**Task details**
Your answer should be a single number: the count of lines that include the word "this".

— START —

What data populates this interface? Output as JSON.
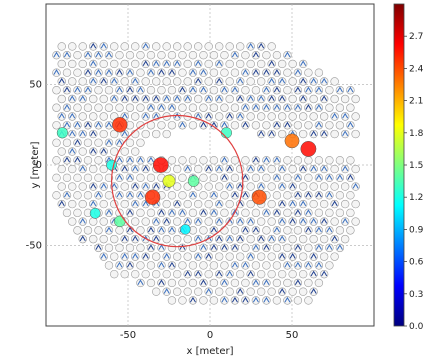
{
  "chart_data": {
    "type": "scatter",
    "xlabel": "x [meter]",
    "ylabel": "y [meter]",
    "xlim": [
      -100,
      100
    ],
    "ylim": [
      -100,
      100
    ],
    "xticks": [
      -50,
      0,
      50
    ],
    "yticks": [
      50,
      0,
      -50
    ],
    "grid": true,
    "colorbar": {
      "range": [
        0.0,
        3.0
      ],
      "ticks": [
        "2.7",
        "2.4",
        "2.1",
        "1.8",
        "1.5",
        "1.2",
        "0.9",
        "0.6",
        "0.3",
        "0.0"
      ],
      "colors": [
        "#00007f",
        "#0000ff",
        "#007fff",
        "#00ffff",
        "#7fff7f",
        "#ffff00",
        "#ff7f00",
        "#ff0000",
        "#7f0000"
      ]
    },
    "circle": {
      "center": [
        -20,
        -10
      ],
      "radius": 40,
      "color": "#e04040"
    },
    "highlighted_points": [
      {
        "x": -30,
        "y": 0,
        "value": 2.6
      },
      {
        "x": -35,
        "y": -20,
        "value": 2.5
      },
      {
        "x": -25,
        "y": -10,
        "value": 1.8
      },
      {
        "x": -60,
        "y": 0,
        "value": 1.2
      },
      {
        "x": -55,
        "y": -35,
        "value": 1.4
      },
      {
        "x": 60,
        "y": 10,
        "value": 2.6
      },
      {
        "x": 50,
        "y": 15,
        "value": 2.3
      },
      {
        "x": 30,
        "y": -20,
        "value": 2.4
      },
      {
        "x": -55,
        "y": 25,
        "value": 2.5
      },
      {
        "x": -90,
        "y": 20,
        "value": 1.3
      },
      {
        "x": -10,
        "y": -10,
        "value": 1.4
      },
      {
        "x": 10,
        "y": 20,
        "value": 1.3
      },
      {
        "x": -15,
        "y": -40,
        "value": 1.1
      },
      {
        "x": -70,
        "y": -30,
        "value": 1.2
      }
    ]
  }
}
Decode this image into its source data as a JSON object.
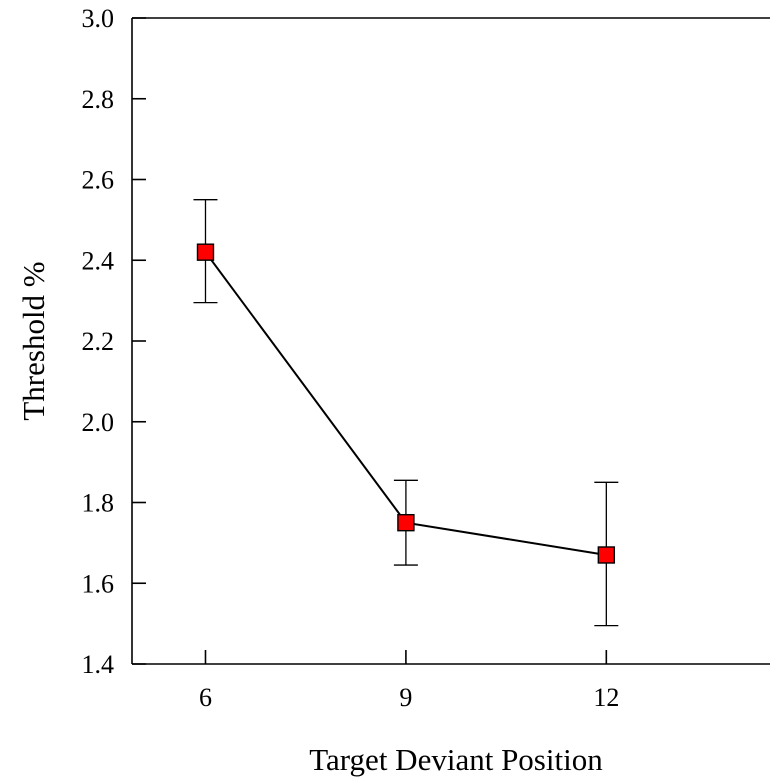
{
  "chart_data": {
    "type": "line",
    "title": "",
    "xlabel": "Target Deviant Position",
    "ylabel": "Threshold %",
    "x": [
      6,
      9,
      12
    ],
    "x_tick_labels": [
      "6",
      "9",
      "12"
    ],
    "y_ticks": [
      1.4,
      1.6,
      1.8,
      2.0,
      2.2,
      2.4,
      2.6,
      2.8,
      3.0
    ],
    "y_tick_labels": [
      "1.4",
      "1.6",
      "1.8",
      "2.0",
      "2.2",
      "2.4",
      "2.6",
      "2.8",
      "3.0"
    ],
    "ylim": [
      1.4,
      3.0
    ],
    "series": [
      {
        "values": [
          2.42,
          1.75,
          1.67
        ],
        "error_upper": [
          2.55,
          1.855,
          1.85
        ],
        "error_lower": [
          2.295,
          1.645,
          1.495
        ]
      }
    ],
    "marker": "square",
    "marker_color": "#ff0000",
    "line_color": "#000000",
    "grid": false,
    "legend": "none"
  }
}
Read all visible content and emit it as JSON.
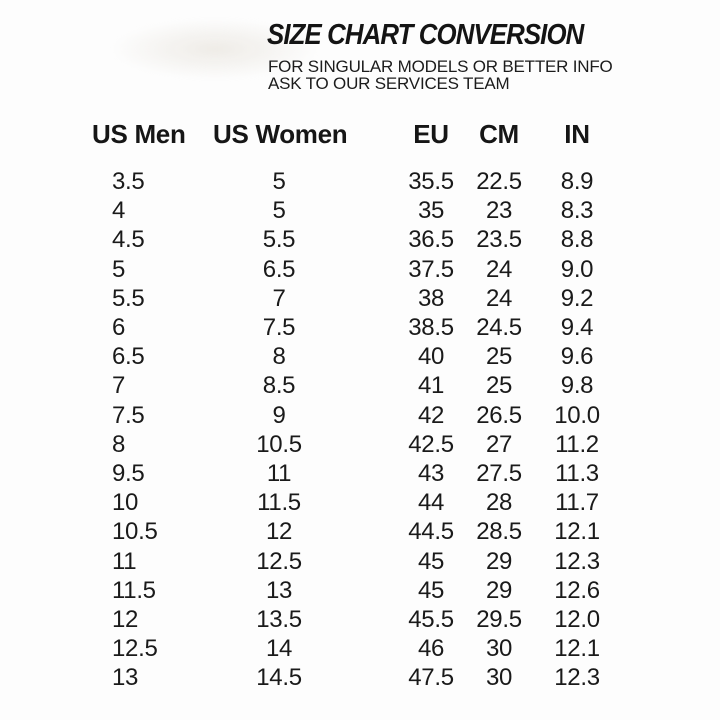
{
  "page": {
    "background": "#fdfdfd",
    "text_color": "#161616"
  },
  "header": {
    "title": "SIZE CHART CONVERSION",
    "subtitle_line1": "FOR SINGULAR MODELS OR BETTER INFO",
    "subtitle_line2": "ASK TO OUR SERVICES TEAM"
  },
  "table": {
    "columns": [
      "US Men",
      "US Women",
      "EU",
      "CM",
      "IN"
    ],
    "rows": [
      [
        "3.5",
        "5",
        "35.5",
        "22.5",
        "8.9"
      ],
      [
        "4",
        "5",
        "35",
        "23",
        "8.3"
      ],
      [
        "4.5",
        "5.5",
        "36.5",
        "23.5",
        "8.8"
      ],
      [
        "5",
        "6.5",
        "37.5",
        "24",
        "9.0"
      ],
      [
        "5.5",
        "7",
        "38",
        "24",
        "9.2"
      ],
      [
        "6",
        "7.5",
        "38.5",
        "24.5",
        "9.4"
      ],
      [
        "6.5",
        "8",
        "40",
        "25",
        "9.6"
      ],
      [
        "7",
        "8.5",
        "41",
        "25",
        "9.8"
      ],
      [
        "7.5",
        "9",
        "42",
        "26.5",
        "10.0"
      ],
      [
        "8",
        "10.5",
        "42.5",
        "27",
        "11.2"
      ],
      [
        "9.5",
        "11",
        "43",
        "27.5",
        "11.3"
      ],
      [
        "10",
        "11.5",
        "44",
        "28",
        "11.7"
      ],
      [
        "10.5",
        "12",
        "44.5",
        "28.5",
        "12.1"
      ],
      [
        "11",
        "12.5",
        "45",
        "29",
        "12.3"
      ],
      [
        "11.5",
        "13",
        "45",
        "29",
        "12.6"
      ],
      [
        "12",
        "13.5",
        "45.5",
        "29.5",
        "12.0"
      ],
      [
        "12.5",
        "14",
        "46",
        "30",
        "12.1"
      ],
      [
        "13",
        "14.5",
        "47.5",
        "30",
        "12.3"
      ]
    ]
  },
  "chart_data": {
    "type": "table",
    "title": "SIZE CHART CONVERSION",
    "columns": [
      "US Men",
      "US Women",
      "EU",
      "CM",
      "IN"
    ],
    "rows": [
      [
        3.5,
        5,
        35.5,
        22.5,
        8.9
      ],
      [
        4,
        5,
        35,
        23,
        8.3
      ],
      [
        4.5,
        5.5,
        36.5,
        23.5,
        8.8
      ],
      [
        5,
        6.5,
        37.5,
        24,
        9.0
      ],
      [
        5.5,
        7,
        38,
        24,
        9.2
      ],
      [
        6,
        7.5,
        38.5,
        24.5,
        9.4
      ],
      [
        6.5,
        8,
        40,
        25,
        9.6
      ],
      [
        7,
        8.5,
        41,
        25,
        9.8
      ],
      [
        7.5,
        9,
        42,
        26.5,
        10.0
      ],
      [
        8,
        10.5,
        42.5,
        27,
        11.2
      ],
      [
        9.5,
        11,
        43,
        27.5,
        11.3
      ],
      [
        10,
        11.5,
        44,
        28,
        11.7
      ],
      [
        10.5,
        12,
        44.5,
        28.5,
        12.1
      ],
      [
        11,
        12.5,
        45,
        29,
        12.3
      ],
      [
        11.5,
        13,
        45,
        29,
        12.6
      ],
      [
        12,
        13.5,
        45.5,
        29.5,
        12.0
      ],
      [
        12.5,
        14,
        46,
        30,
        12.1
      ],
      [
        13,
        14.5,
        47.5,
        30,
        12.3
      ]
    ]
  }
}
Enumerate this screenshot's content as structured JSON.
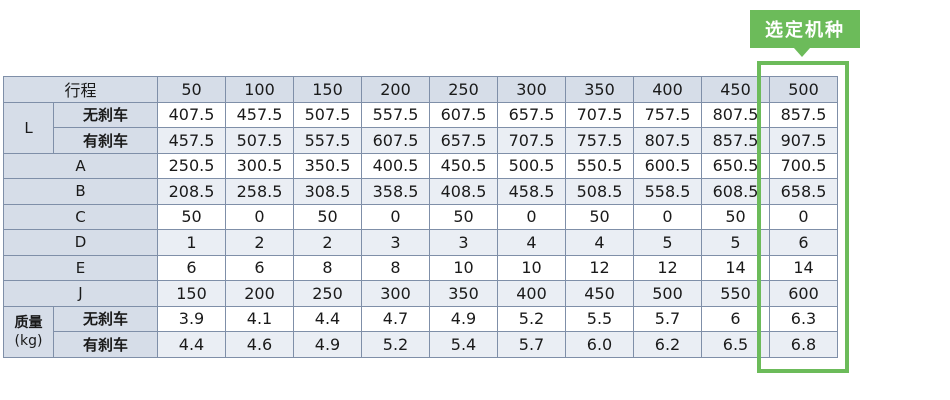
{
  "badge": {
    "label": "选定机种"
  },
  "colors": {
    "highlight": "#6cbb5a",
    "header_bg": "#d6dde8"
  },
  "table": {
    "stroke_label": "行程",
    "strokes": [
      "50",
      "100",
      "150",
      "200",
      "250",
      "300",
      "350",
      "400",
      "450",
      "500"
    ],
    "L": {
      "label": "L",
      "rows": [
        {
          "label": "无刹车",
          "values": [
            "407.5",
            "457.5",
            "507.5",
            "557.5",
            "607.5",
            "657.5",
            "707.5",
            "757.5",
            "807.5",
            "857.5"
          ]
        },
        {
          "label": "有刹车",
          "values": [
            "457.5",
            "507.5",
            "557.5",
            "607.5",
            "657.5",
            "707.5",
            "757.5",
            "807.5",
            "857.5",
            "907.5"
          ]
        }
      ]
    },
    "rows": [
      {
        "label": "A",
        "values": [
          "250.5",
          "300.5",
          "350.5",
          "400.5",
          "450.5",
          "500.5",
          "550.5",
          "600.5",
          "650.5",
          "700.5"
        ]
      },
      {
        "label": "B",
        "values": [
          "208.5",
          "258.5",
          "308.5",
          "358.5",
          "408.5",
          "458.5",
          "508.5",
          "558.5",
          "608.5",
          "658.5"
        ]
      },
      {
        "label": "C",
        "values": [
          "50",
          "0",
          "50",
          "0",
          "50",
          "0",
          "50",
          "0",
          "50",
          "0"
        ]
      },
      {
        "label": "D",
        "values": [
          "1",
          "2",
          "2",
          "3",
          "3",
          "4",
          "4",
          "5",
          "5",
          "6"
        ]
      },
      {
        "label": "E",
        "values": [
          "6",
          "6",
          "8",
          "8",
          "10",
          "10",
          "12",
          "12",
          "14",
          "14"
        ]
      },
      {
        "label": "J",
        "values": [
          "150",
          "200",
          "250",
          "300",
          "350",
          "400",
          "450",
          "500",
          "550",
          "600"
        ]
      }
    ],
    "mass": {
      "label_line1": "质量",
      "label_line2": "(kg)",
      "rows": [
        {
          "label": "无刹车",
          "values": [
            "3.9",
            "4.1",
            "4.4",
            "4.7",
            "4.9",
            "5.2",
            "5.5",
            "5.7",
            "6",
            "6.3"
          ]
        },
        {
          "label": "有刹车",
          "values": [
            "4.4",
            "4.6",
            "4.9",
            "5.2",
            "5.4",
            "5.7",
            "6.0",
            "6.2",
            "6.5",
            "6.8"
          ]
        }
      ]
    }
  }
}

— END —

**Full response**
3